Extracted records
-- START --
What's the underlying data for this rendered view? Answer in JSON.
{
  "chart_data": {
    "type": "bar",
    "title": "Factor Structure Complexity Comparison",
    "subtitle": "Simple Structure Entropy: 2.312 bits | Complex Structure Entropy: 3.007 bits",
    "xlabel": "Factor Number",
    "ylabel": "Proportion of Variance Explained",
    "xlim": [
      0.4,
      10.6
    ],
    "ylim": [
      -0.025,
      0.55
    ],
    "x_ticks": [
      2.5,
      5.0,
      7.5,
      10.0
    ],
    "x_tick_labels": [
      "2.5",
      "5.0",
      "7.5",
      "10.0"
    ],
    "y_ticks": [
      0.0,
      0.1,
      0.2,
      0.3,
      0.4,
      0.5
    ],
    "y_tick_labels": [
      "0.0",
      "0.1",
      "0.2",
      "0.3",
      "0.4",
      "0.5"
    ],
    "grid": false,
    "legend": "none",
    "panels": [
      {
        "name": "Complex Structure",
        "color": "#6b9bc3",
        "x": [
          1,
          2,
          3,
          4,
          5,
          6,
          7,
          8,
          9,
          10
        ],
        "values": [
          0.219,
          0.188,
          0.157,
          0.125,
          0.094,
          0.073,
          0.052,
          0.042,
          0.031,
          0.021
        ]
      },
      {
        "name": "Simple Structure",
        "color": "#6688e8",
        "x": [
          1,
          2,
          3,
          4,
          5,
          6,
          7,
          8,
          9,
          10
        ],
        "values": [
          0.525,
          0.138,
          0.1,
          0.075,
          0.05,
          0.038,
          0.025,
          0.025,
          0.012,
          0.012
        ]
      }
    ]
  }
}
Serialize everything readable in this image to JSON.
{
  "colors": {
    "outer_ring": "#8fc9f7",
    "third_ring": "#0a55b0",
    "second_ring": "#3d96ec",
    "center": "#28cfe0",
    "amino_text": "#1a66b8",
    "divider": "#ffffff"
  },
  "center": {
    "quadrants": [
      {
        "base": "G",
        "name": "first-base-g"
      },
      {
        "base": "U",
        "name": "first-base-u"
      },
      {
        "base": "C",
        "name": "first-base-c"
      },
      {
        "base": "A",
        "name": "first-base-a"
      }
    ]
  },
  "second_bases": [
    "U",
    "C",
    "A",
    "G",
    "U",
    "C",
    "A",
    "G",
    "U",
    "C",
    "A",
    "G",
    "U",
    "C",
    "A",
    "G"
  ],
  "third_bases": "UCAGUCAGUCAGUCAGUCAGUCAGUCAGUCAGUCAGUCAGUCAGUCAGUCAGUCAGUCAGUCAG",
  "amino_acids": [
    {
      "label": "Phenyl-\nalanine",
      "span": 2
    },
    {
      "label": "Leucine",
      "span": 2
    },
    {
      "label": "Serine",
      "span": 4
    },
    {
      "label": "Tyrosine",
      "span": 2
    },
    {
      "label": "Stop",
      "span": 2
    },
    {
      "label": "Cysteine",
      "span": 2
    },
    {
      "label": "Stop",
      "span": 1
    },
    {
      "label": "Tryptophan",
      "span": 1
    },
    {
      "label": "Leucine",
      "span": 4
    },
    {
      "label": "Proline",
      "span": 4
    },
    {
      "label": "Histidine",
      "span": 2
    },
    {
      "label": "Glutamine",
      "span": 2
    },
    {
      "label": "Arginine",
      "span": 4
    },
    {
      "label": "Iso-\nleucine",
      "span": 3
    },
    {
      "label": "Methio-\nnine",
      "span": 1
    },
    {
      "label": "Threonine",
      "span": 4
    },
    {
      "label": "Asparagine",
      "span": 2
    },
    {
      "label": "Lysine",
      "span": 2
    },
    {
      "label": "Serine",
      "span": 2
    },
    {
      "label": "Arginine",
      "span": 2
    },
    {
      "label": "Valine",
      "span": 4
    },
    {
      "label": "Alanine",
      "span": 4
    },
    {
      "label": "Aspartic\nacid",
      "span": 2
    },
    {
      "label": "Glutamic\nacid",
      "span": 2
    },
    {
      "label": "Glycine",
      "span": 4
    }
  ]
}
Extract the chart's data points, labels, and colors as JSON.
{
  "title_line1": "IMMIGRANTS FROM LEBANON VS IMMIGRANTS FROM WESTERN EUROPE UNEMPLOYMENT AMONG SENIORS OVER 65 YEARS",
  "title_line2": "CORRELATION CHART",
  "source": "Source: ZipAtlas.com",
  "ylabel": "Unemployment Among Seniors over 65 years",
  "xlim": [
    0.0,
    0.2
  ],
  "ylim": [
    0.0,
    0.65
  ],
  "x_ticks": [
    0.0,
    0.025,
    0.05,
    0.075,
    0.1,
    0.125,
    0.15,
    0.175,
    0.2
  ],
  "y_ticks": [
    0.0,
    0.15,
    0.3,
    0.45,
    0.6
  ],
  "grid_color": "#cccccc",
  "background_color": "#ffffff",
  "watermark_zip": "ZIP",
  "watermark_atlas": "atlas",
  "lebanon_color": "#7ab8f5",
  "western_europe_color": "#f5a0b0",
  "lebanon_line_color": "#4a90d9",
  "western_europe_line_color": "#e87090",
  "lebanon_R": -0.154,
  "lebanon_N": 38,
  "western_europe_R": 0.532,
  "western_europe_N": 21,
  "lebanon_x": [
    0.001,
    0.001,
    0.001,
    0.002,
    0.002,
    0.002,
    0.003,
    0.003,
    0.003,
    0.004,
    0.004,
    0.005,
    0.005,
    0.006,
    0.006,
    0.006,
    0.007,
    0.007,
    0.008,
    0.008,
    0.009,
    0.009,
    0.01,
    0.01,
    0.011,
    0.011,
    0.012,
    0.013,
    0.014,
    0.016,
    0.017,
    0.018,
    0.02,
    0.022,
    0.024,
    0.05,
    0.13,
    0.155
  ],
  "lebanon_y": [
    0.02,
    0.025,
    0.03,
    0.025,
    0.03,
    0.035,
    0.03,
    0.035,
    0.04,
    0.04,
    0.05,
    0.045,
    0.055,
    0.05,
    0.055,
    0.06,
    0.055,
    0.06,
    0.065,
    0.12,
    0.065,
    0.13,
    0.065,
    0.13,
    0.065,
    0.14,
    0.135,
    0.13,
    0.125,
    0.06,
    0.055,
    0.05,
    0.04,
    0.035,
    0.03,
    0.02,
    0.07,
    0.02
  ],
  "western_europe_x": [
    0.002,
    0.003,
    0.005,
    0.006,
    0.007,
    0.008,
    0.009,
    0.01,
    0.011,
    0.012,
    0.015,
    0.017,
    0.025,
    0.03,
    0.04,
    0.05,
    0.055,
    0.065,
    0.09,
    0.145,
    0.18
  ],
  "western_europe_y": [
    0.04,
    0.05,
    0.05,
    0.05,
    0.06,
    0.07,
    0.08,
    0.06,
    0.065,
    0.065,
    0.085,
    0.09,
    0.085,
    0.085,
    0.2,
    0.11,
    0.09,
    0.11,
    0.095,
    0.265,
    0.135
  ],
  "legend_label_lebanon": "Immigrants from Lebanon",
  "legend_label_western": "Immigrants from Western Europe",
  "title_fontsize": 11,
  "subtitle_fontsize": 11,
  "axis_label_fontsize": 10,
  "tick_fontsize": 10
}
-- END --
Scan the lines for the string "this". Pick out every line that has it.

- **REPLY TO THE EXERCISE**:
What's the underlying data for this rendered view? Answer in JSON.
Serialize everything readable in this image to JSON.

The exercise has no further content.